### WHAT TO WORK ON
Write out every entry precisely as given, leaving the pictures out.

### INPUT DATA
==========

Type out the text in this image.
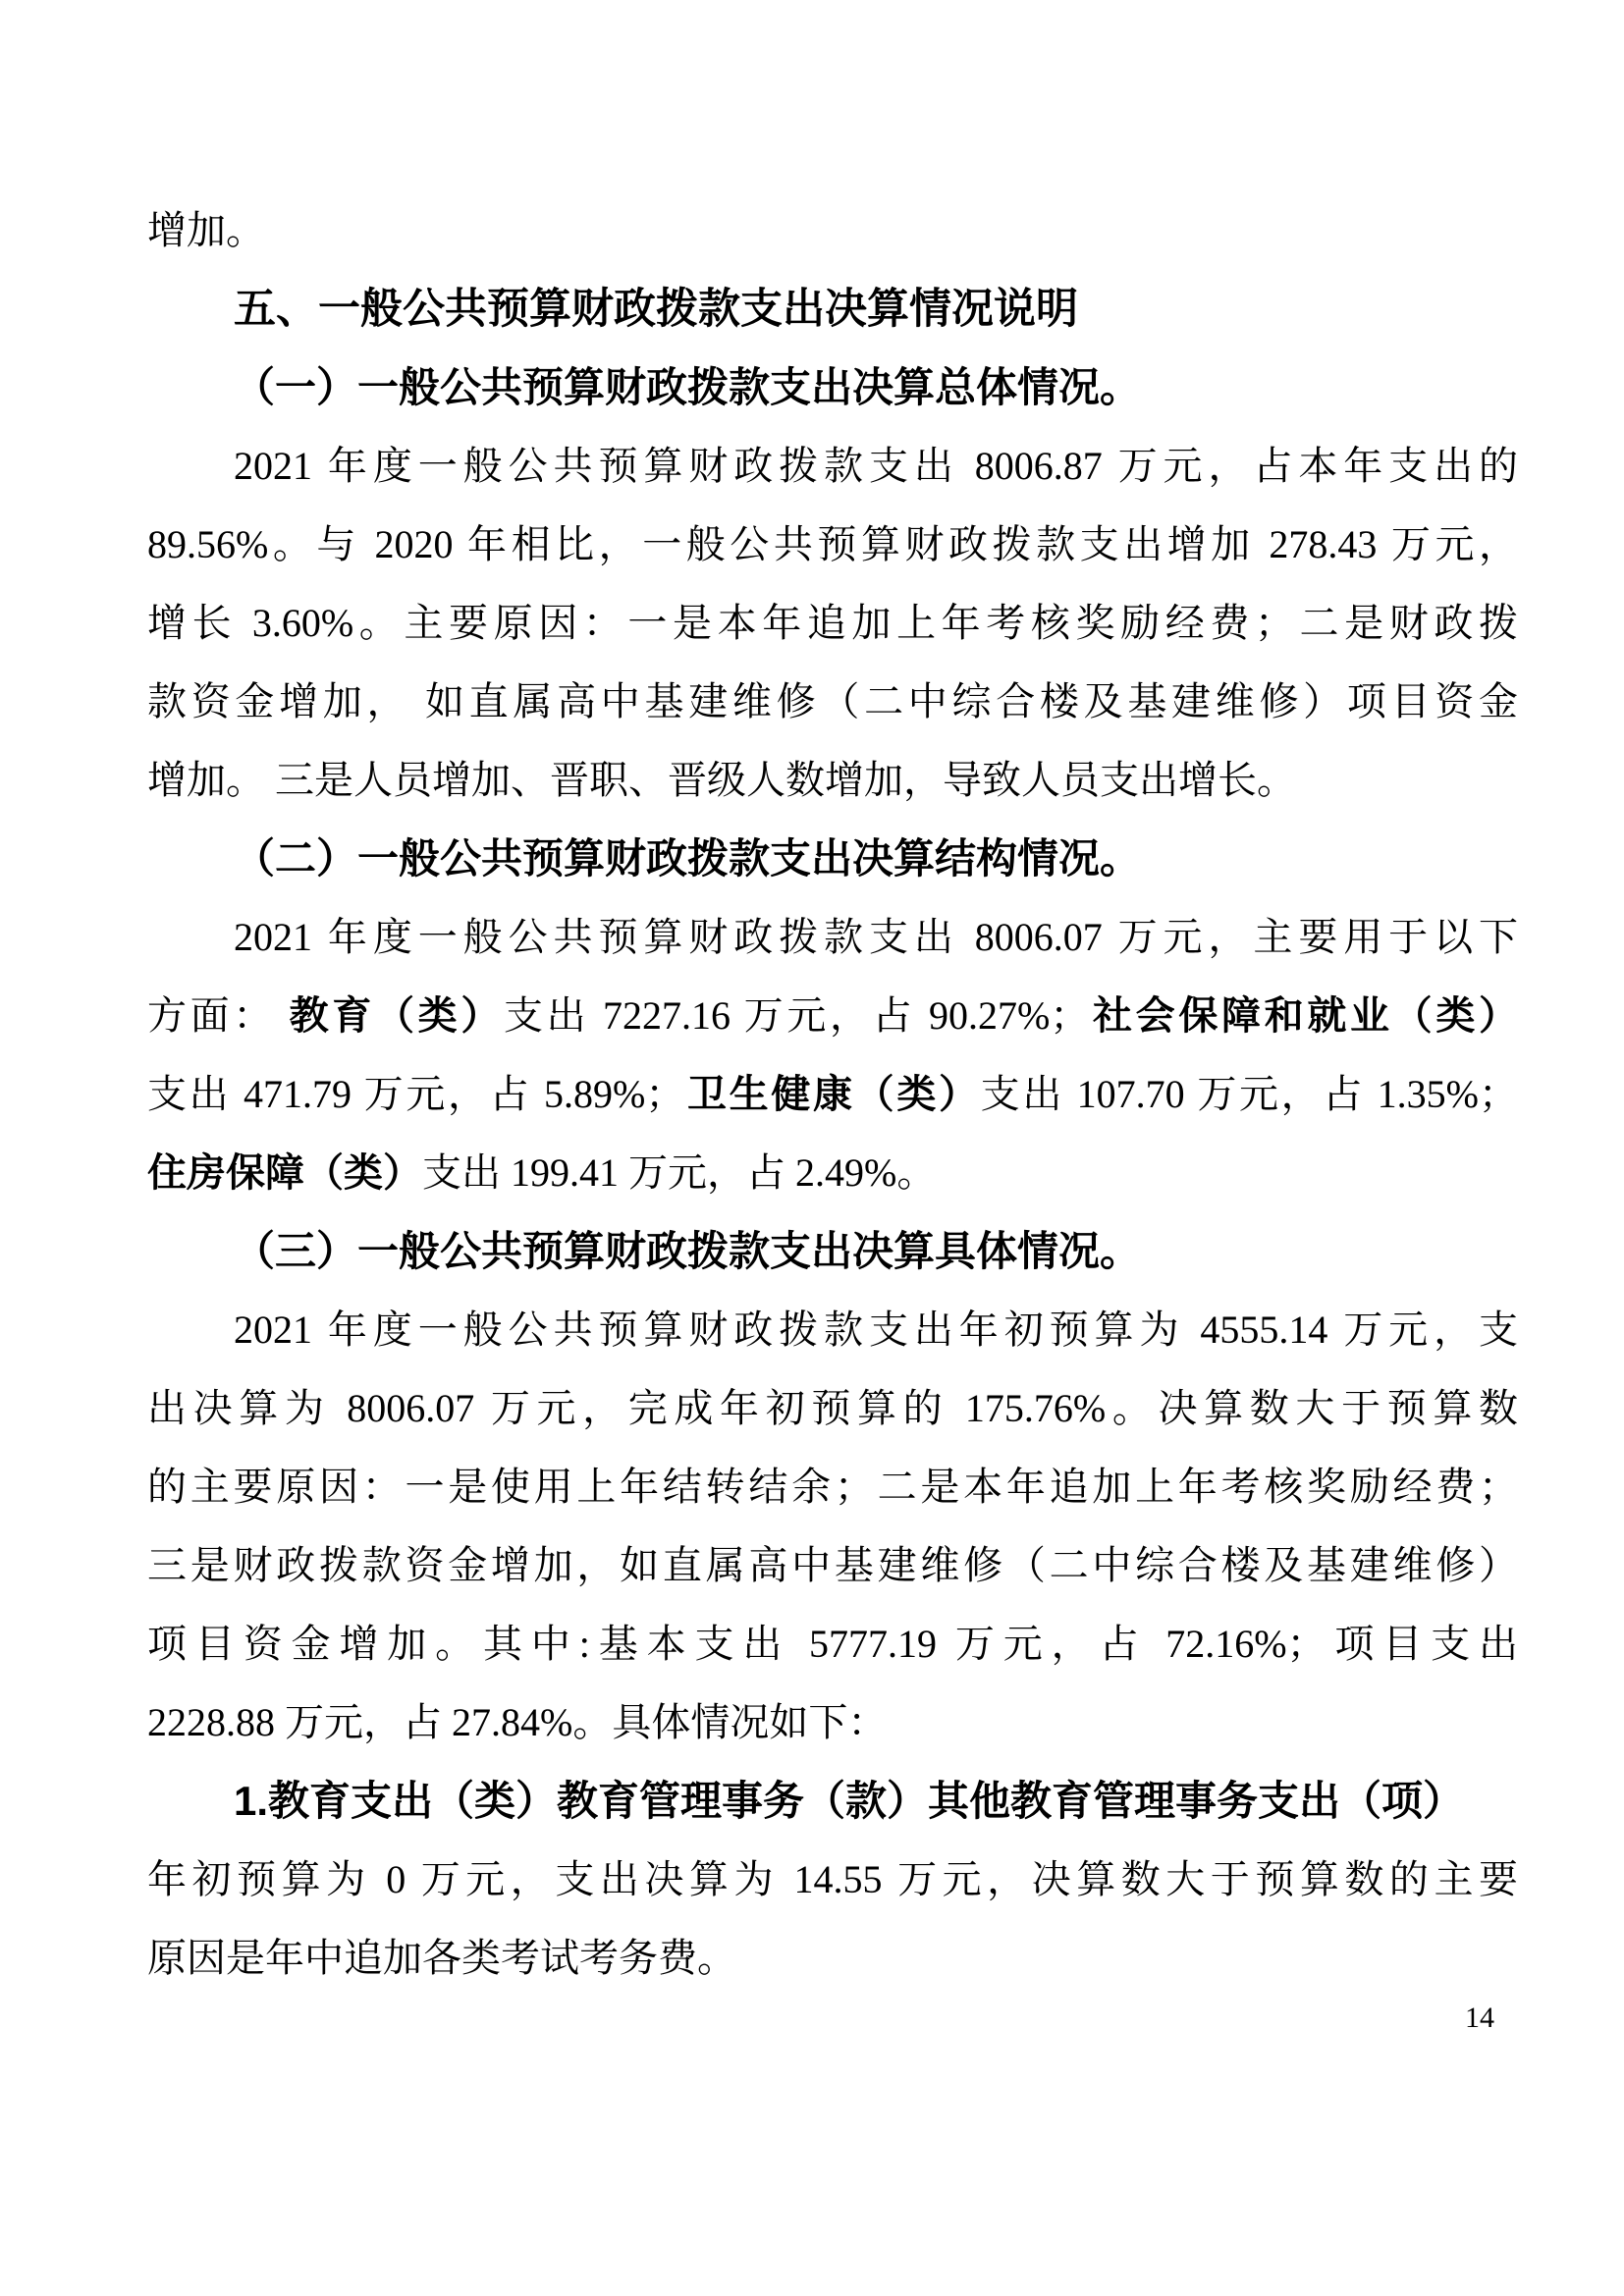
增加。
五、一般公共预算财政拨款支出决算情况说明
（一）一般公共预算财政拨款支出决算总体情况。
2021 年度一般公共预算财政拨款支出 8006.87 万元，占本年支出的
89.56%。与 2020 年相比，一般公共预算财政拨款支出增加 278.43 万元，
增长 3.60%。主要原因：一是本年追加上年考核奖励经费；二是财政拨
款资金增加， 如直属高中基建维修（二中综合楼及基建维修）项目资金
增加。 三是人员增加、晋职、晋级人数增加，导致人员支出增长。
（二）一般公共预算财政拨款支出决算结构情况。
2021 年度一般公共预算财政拨款支出 8006.07 万元，主要用于以下
方面： 教育（类）支出 7227.16 万元，占 90.27%；社会保障和就业（类）
支出 471.79 万元，占 5.89%；卫生健康（类）支出 107.70 万元，占 1.35%；
住房保障（类）支出 199.41 万元，占 2.49%。
（三）一般公共预算财政拨款支出决算具体情况。
2021 年度一般公共预算财政拨款支出年初预算为 4555.14 万元，支
出决算为 8006.07 万元，完成年初预算的 175.76%。决算数大于预算数
的主要原因：一是使用上年结转结余；二是本年追加上年考核奖励经费；
三是财政拨款资金增加，如直属高中基建维修（二中综合楼及基建维修）
项目资金增加。其中:基本支出 5777.19 万元，占 72.16%；项目支出
2228.88 万元，占 27.84%。具体情况如下：
1.教育支出（类）教育管理事务（款）其他教育管理事务支出（项）
年初预算为 0 万元，支出决算为 14.55 万元，决算数大于预算数的主要
原因是年中追加各类考试考务费。
14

==========

### CORRECT OUTPUT
Type out the text in this image.
增加。
五、一般公共预算财政拨款支出决算情况说明
（一）一般公共预算财政拨款支出决算总体情况。
2021 年度一般公共预算财政拨款支出 8006.87 万元，占本年支出的
89.56%。与 2020 年相比，一般公共预算财政拨款支出增加 278.43 万元，
增长 3.60%。主要原因：一是本年追加上年考核奖励经费；二是财政拨
款资金增加， 如直属高中基建维修（二中综合楼及基建维修）项目资金
增加。 三是人员增加、晋职、晋级人数增加，导致人员支出增长。
（二）一般公共预算财政拨款支出决算结构情况。
2021 年度一般公共预算财政拨款支出 8006.07 万元，主要用于以下
方面： 教育（类）支出 7227.16 万元，占 90.27%；社会保障和就业（类）
支出 471.79 万元，占 5.89%；卫生健康（类）支出 107.70 万元，占 1.35%；
住房保障（类）支出 199.41 万元，占 2.49%。
（三）一般公共预算财政拨款支出决算具体情况。
2021 年度一般公共预算财政拨款支出年初预算为 4555.14 万元，支
出决算为 8006.07 万元，完成年初预算的 175.76%。决算数大于预算数
的主要原因：一是使用上年结转结余；二是本年追加上年考核奖励经费；
三是财政拨款资金增加，如直属高中基建维修（二中综合楼及基建维修）
项目资金增加。其中:基本支出 5777.19 万元，占 72.16%；项目支出
2228.88 万元，占 27.84%。具体情况如下：
1.教育支出（类）教育管理事务（款）其他教育管理事务支出（项）
年初预算为 0 万元，支出决算为 14.55 万元，决算数大于预算数的主要
原因是年中追加各类考试考务费。
14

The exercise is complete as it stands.